> Material to process
= = = =

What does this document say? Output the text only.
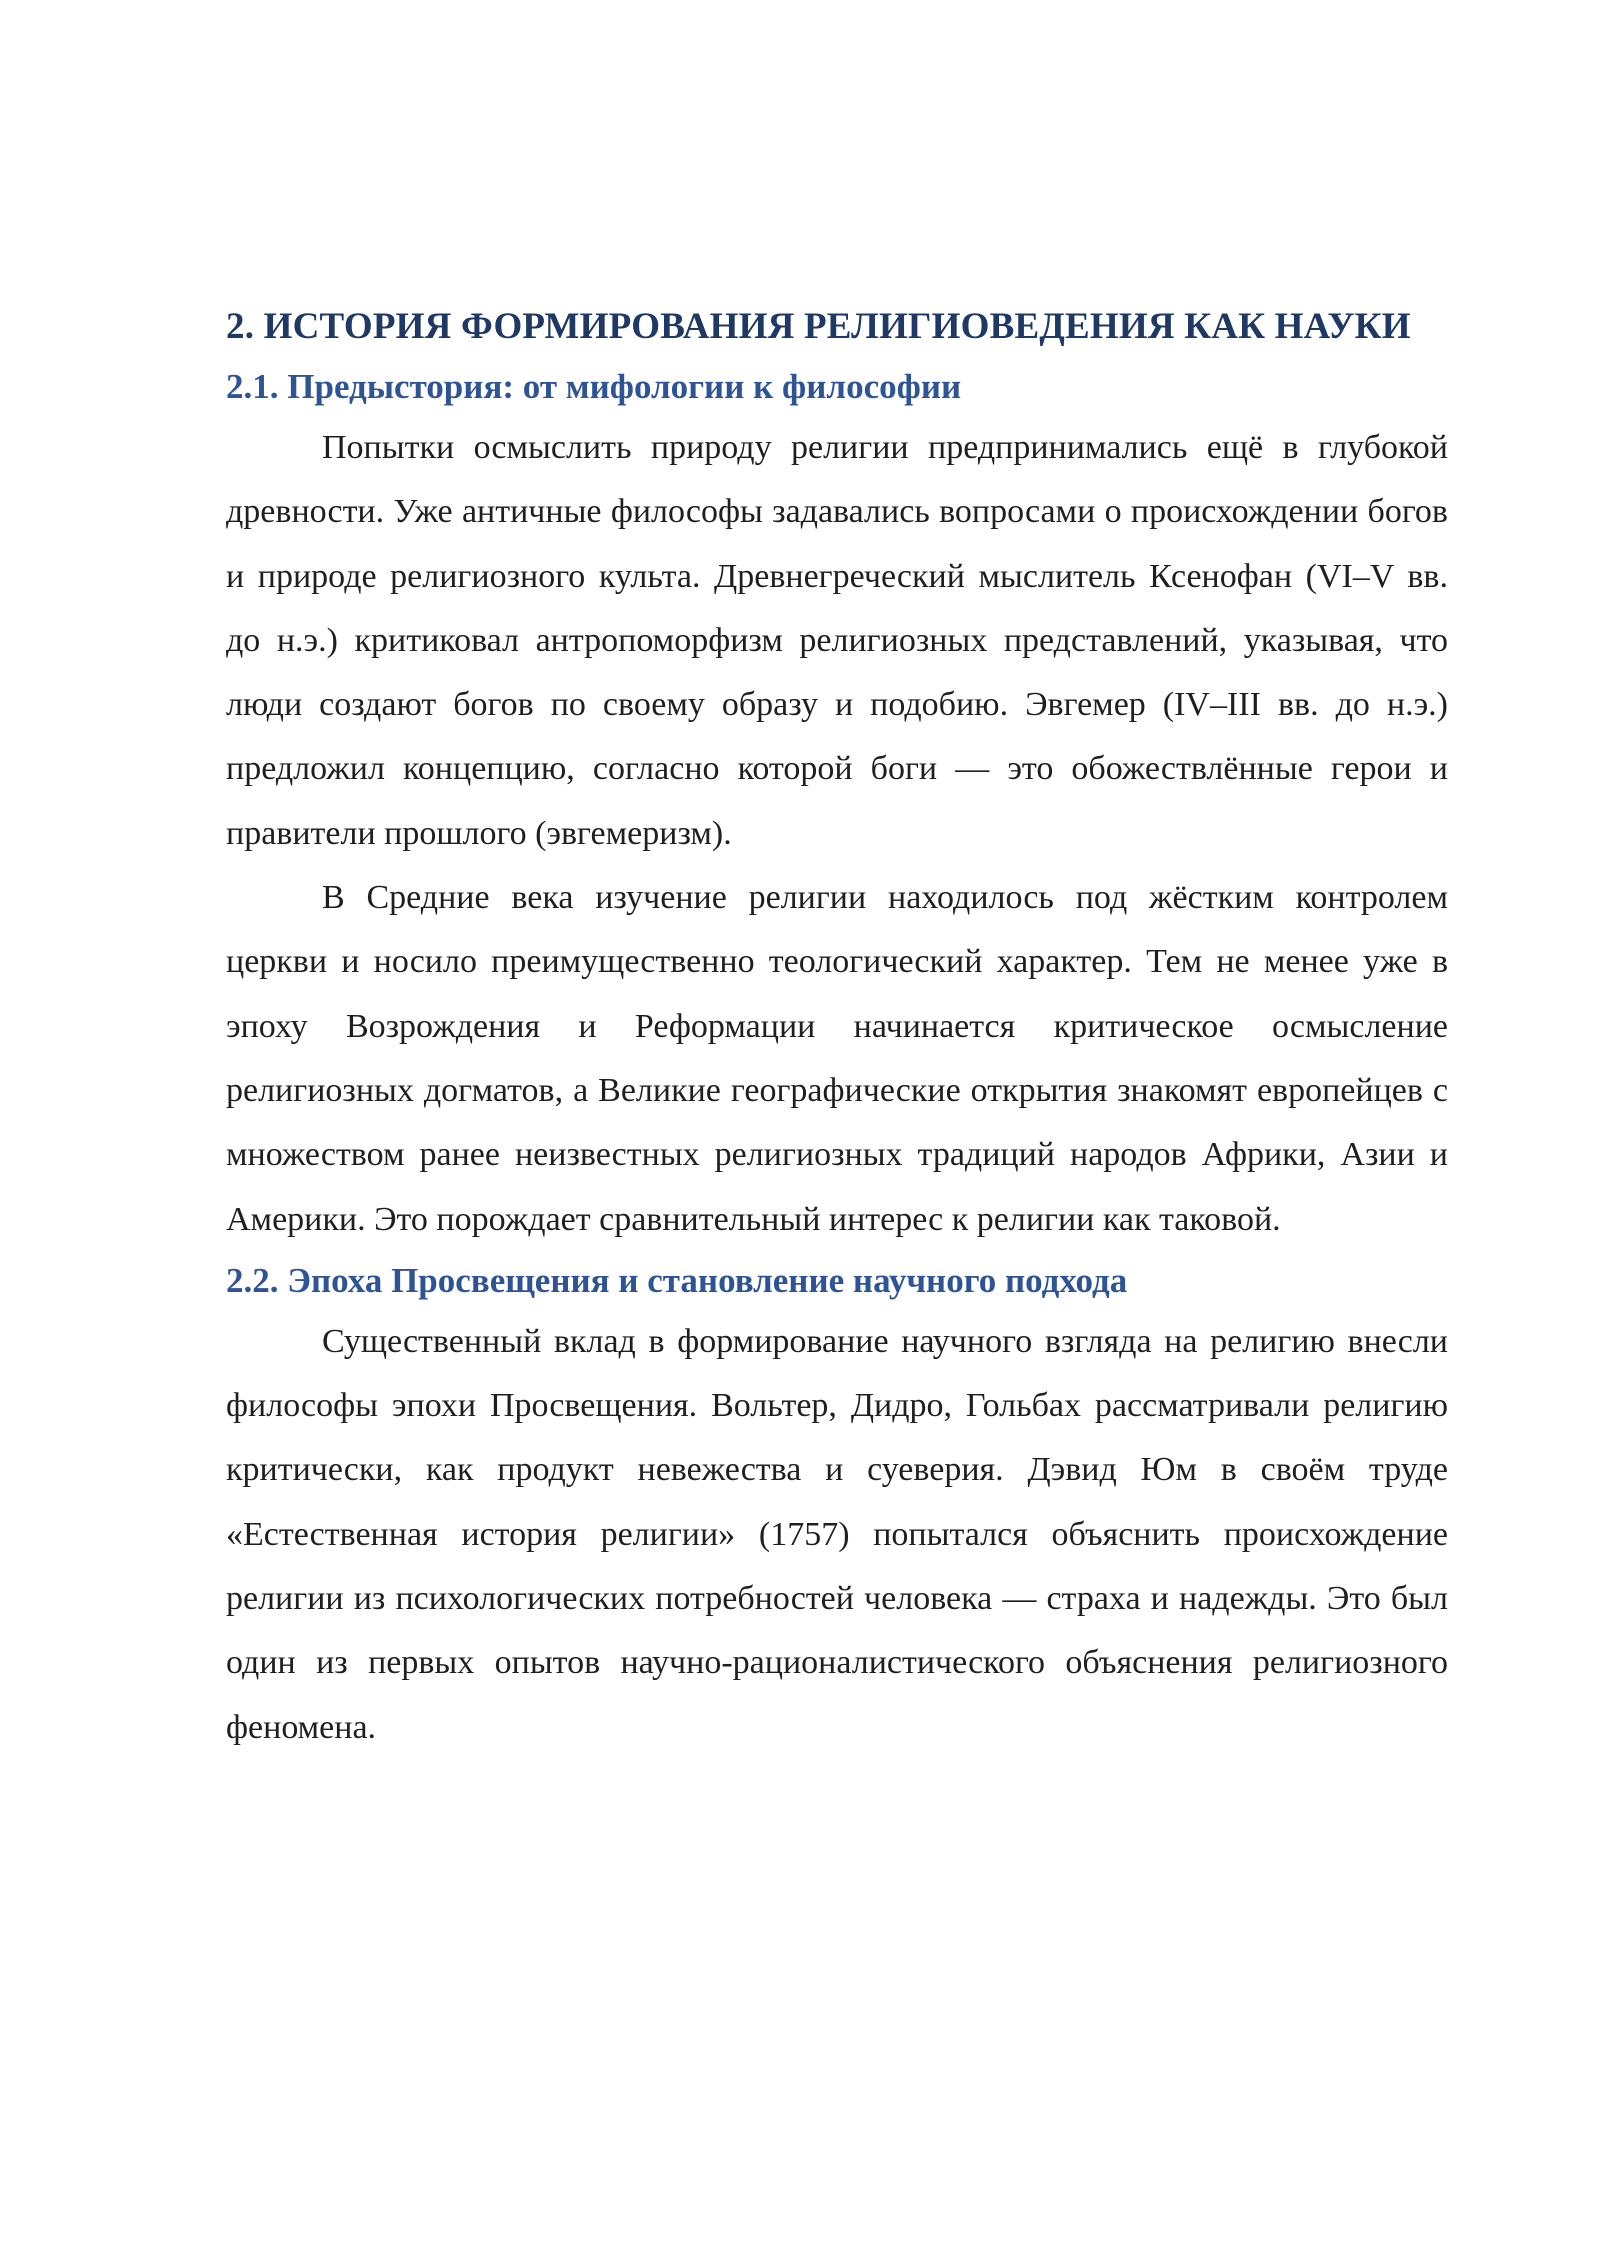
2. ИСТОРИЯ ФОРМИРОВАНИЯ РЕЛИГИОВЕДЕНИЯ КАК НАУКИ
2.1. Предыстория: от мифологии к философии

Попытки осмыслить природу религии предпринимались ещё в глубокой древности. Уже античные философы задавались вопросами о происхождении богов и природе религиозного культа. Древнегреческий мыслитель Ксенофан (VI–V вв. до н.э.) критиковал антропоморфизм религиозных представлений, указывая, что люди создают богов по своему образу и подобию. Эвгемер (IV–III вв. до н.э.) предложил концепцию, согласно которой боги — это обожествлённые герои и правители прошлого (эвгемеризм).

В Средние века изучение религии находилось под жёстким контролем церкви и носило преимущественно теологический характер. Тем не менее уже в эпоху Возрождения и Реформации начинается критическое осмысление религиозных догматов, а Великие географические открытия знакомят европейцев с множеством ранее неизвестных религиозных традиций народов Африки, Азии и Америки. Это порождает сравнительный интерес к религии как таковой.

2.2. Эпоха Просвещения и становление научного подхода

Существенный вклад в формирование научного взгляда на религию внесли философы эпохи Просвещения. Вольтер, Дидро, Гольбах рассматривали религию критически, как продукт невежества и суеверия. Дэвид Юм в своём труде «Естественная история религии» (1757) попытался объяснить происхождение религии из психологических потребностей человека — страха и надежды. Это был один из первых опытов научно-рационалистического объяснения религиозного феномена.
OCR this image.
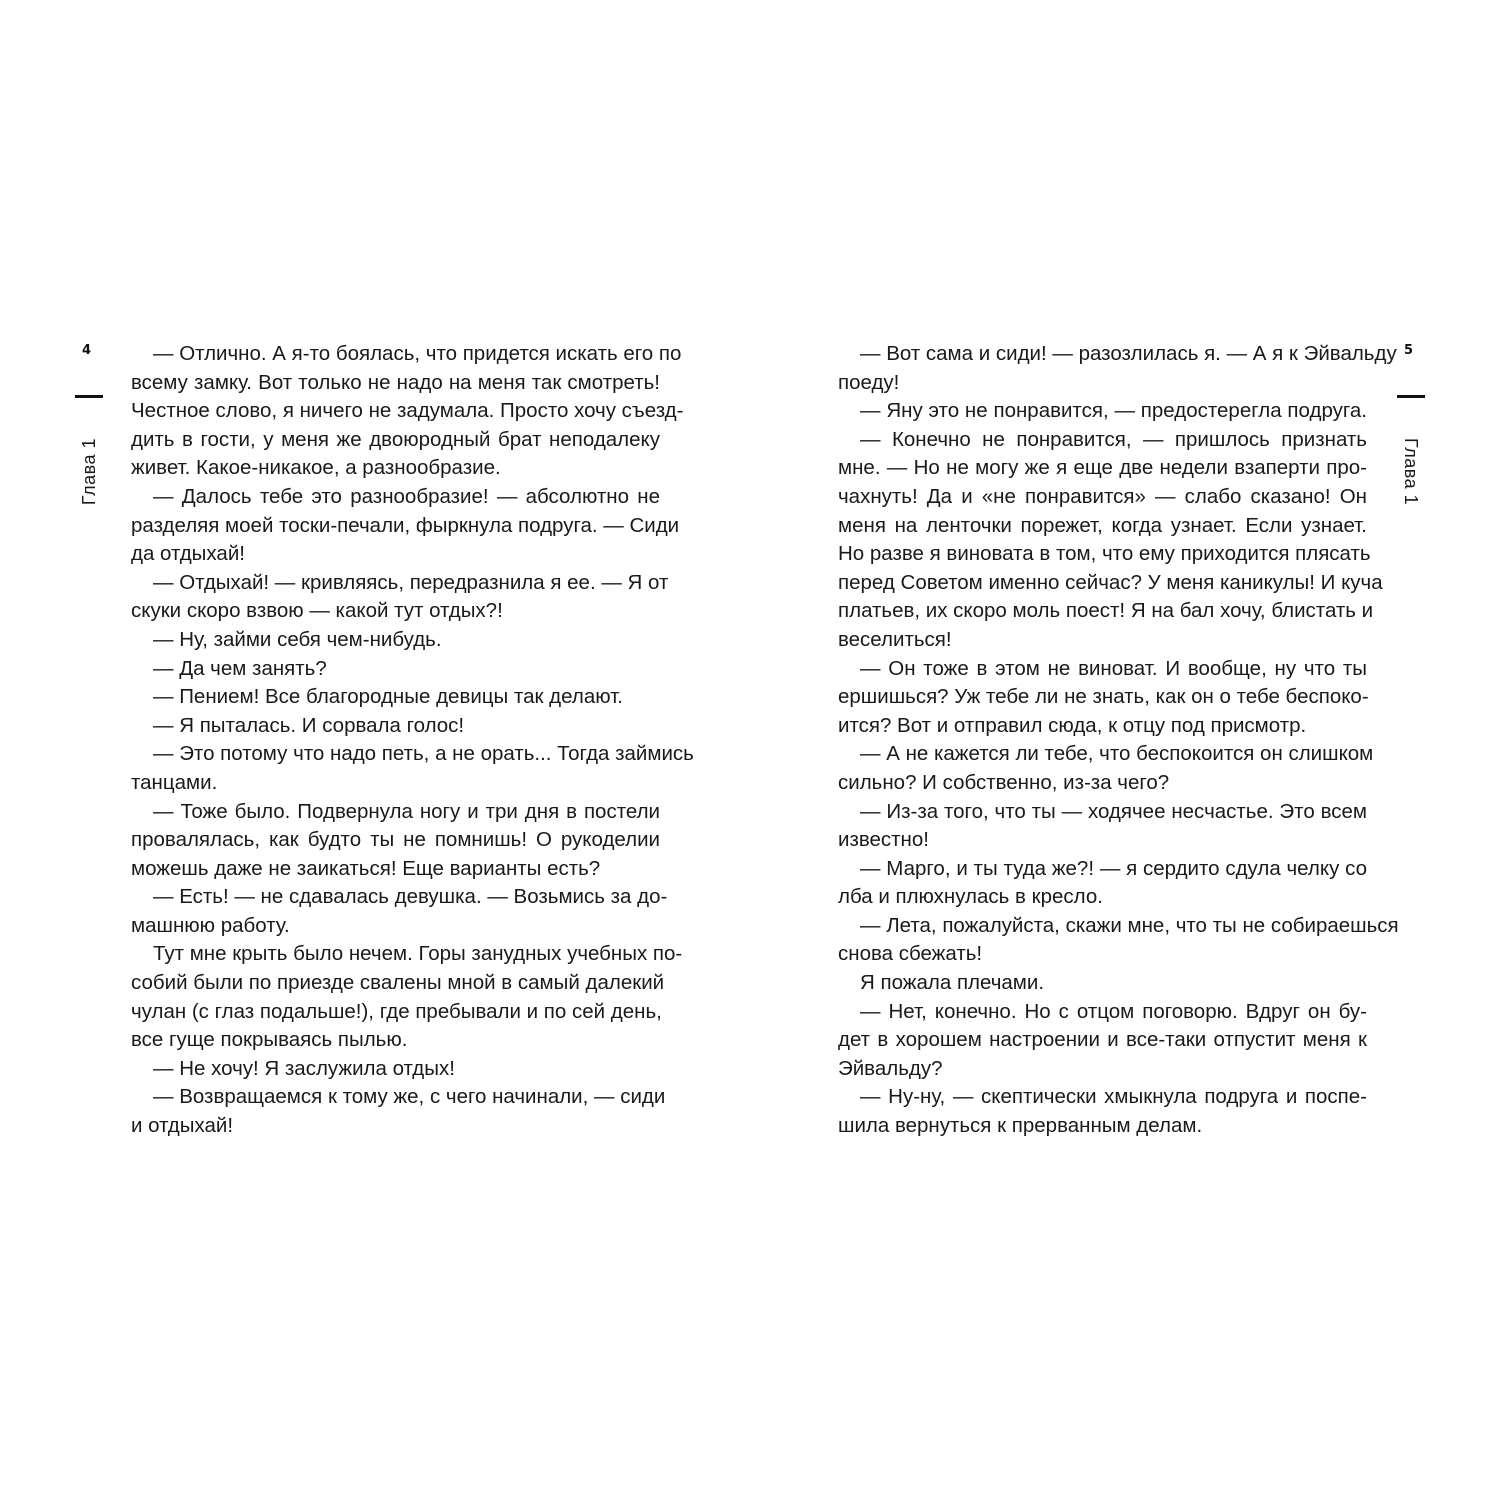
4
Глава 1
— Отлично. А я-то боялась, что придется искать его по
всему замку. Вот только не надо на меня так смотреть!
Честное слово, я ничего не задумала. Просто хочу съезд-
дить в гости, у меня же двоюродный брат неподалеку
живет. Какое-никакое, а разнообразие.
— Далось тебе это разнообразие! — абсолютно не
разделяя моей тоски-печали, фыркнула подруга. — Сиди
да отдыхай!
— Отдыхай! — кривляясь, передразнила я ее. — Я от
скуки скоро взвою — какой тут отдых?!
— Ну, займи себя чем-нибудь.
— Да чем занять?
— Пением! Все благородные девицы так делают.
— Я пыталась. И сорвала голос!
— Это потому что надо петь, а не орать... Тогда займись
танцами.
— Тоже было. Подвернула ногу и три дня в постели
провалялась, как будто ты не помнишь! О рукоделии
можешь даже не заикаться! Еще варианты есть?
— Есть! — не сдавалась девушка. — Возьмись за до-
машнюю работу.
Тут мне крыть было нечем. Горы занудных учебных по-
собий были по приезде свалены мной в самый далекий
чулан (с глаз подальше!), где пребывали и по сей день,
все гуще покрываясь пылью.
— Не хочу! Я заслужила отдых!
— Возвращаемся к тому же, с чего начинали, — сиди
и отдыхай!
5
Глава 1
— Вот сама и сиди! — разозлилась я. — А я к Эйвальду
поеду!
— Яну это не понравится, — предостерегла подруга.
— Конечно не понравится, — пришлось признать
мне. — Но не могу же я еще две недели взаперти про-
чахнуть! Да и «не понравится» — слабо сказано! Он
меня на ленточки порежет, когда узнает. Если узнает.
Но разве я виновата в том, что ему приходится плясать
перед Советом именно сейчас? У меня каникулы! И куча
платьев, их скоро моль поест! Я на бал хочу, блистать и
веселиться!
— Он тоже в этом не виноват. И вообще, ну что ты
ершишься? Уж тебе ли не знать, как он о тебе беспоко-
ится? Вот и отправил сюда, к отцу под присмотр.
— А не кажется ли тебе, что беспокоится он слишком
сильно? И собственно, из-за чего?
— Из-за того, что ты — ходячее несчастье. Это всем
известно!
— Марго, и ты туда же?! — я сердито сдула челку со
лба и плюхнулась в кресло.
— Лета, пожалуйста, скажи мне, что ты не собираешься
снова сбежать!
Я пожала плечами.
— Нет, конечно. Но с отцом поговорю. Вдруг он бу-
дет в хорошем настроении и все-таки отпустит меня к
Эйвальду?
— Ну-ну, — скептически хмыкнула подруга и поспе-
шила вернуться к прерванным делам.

= = = =

> Instructions to follow
Repeat the records above exactly, leaving out any pictures they contain.

> The answer
What does this document say? Output the text only.
2. ИСТОРИЯ ФОРМИРОВАНИЯ РЕЛИГИОВЕДЕНИЯ КАК НАУКИ
2.1. Предыстория: от мифологии к философии

Попытки осмыслить природу религии предпринимались ещё в глубокой древности. Уже античные философы задавались вопросами о происхождении богов и природе религиозного культа. Древнегреческий мыслитель Ксенофан (VI–V вв. до н.э.) критиковал антропоморфизм религиозных представлений, указывая, что люди создают богов по своему образу и подобию. Эвгемер (IV–III вв. до н.э.) предложил концепцию, согласно которой боги — это обожествлённые герои и правители прошлого (эвгемеризм).

В Средние века изучение религии находилось под жёстким контролем церкви и носило преимущественно теологический характер. Тем не менее уже в эпоху Возрождения и Реформации начинается критическое осмысление религиозных догматов, а Великие географические открытия знакомят европейцев с множеством ранее неизвестных религиозных традиций народов Африки, Азии и Америки. Это порождает сравнительный интерес к религии как таковой.

2.2. Эпоха Просвещения и становление научного подхода

Существенный вклад в формирование научного взгляда на религию внесли философы эпохи Просвещения. Вольтер, Дидро, Гольбах рассматривали религию критически, как продукт невежества и суеверия. Дэвид Юм в своём труде «Естественная история религии» (1757) попытался объяснить происхождение религии из психологических потребностей человека — страха и надежды. Это был один из первых опытов научно-рационалистического объяснения религиозного феномена.
OCR this image.
4
Глава 1
— Отлично. А я-то боялась, что придется искать его по
всему замку. Вот только не надо на меня так смотреть!
Честное слово, я ничего не задумала. Просто хочу съезд-
дить в гости, у меня же двоюродный брат неподалеку
живет. Какое-никакое, а разнообразие.
— Далось тебе это разнообразие! — абсолютно не
разделяя моей тоски-печали, фыркнула подруга. — Сиди
да отдыхай!
— Отдыхай! — кривляясь, передразнила я ее. — Я от
скуки скоро взвою — какой тут отдых?!
— Ну, займи себя чем-нибудь.
— Да чем занять?
— Пением! Все благородные девицы так делают.
— Я пыталась. И сорвала голос!
— Это потому что надо петь, а не орать... Тогда займись
танцами.
— Тоже было. Подвернула ногу и три дня в постели
провалялась, как будто ты не помнишь! О рукоделии
можешь даже не заикаться! Еще варианты есть?
— Есть! — не сдавалась девушка. — Возьмись за до-
машнюю работу.
Тут мне крыть было нечем. Горы занудных учебных по-
собий были по приезде свалены мной в самый далекий
чулан (с глаз подальше!), где пребывали и по сей день,
все гуще покрываясь пылью.
— Не хочу! Я заслужила отдых!
— Возвращаемся к тому же, с чего начинали, — сиди
и отдыхай!
5
Глава 1
— Вот сама и сиди! — разозлилась я. — А я к Эйвальду
поеду!
— Яну это не понравится, — предостерегла подруга.
— Конечно не понравится, — пришлось признать
мне. — Но не могу же я еще две недели взаперти про-
чахнуть! Да и «не понравится» — слабо сказано! Он
меня на ленточки порежет, когда узнает. Если узнает.
Но разве я виновата в том, что ему приходится плясать
перед Советом именно сейчас? У меня каникулы! И куча
платьев, их скоро моль поест! Я на бал хочу, блистать и
веселиться!
— Он тоже в этом не виноват. И вообще, ну что ты
ершишься? Уж тебе ли не знать, как он о тебе беспоко-
ится? Вот и отправил сюда, к отцу под присмотр.
— А не кажется ли тебе, что беспокоится он слишком
сильно? И собственно, из-за чего?
— Из-за того, что ты — ходячее несчастье. Это всем
известно!
— Марго, и ты туда же?! — я сердито сдула челку со
лба и плюхнулась в кресло.
— Лета, пожалуйста, скажи мне, что ты не собираешься
снова сбежать!
Я пожала плечами.
— Нет, конечно. Но с отцом поговорю. Вдруг он бу-
дет в хорошем настроении и все-таки отпустит меня к
Эйвальду?
— Ну-ну, — скептически хмыкнула подруга и поспе-
шила вернуться к прерванным делам.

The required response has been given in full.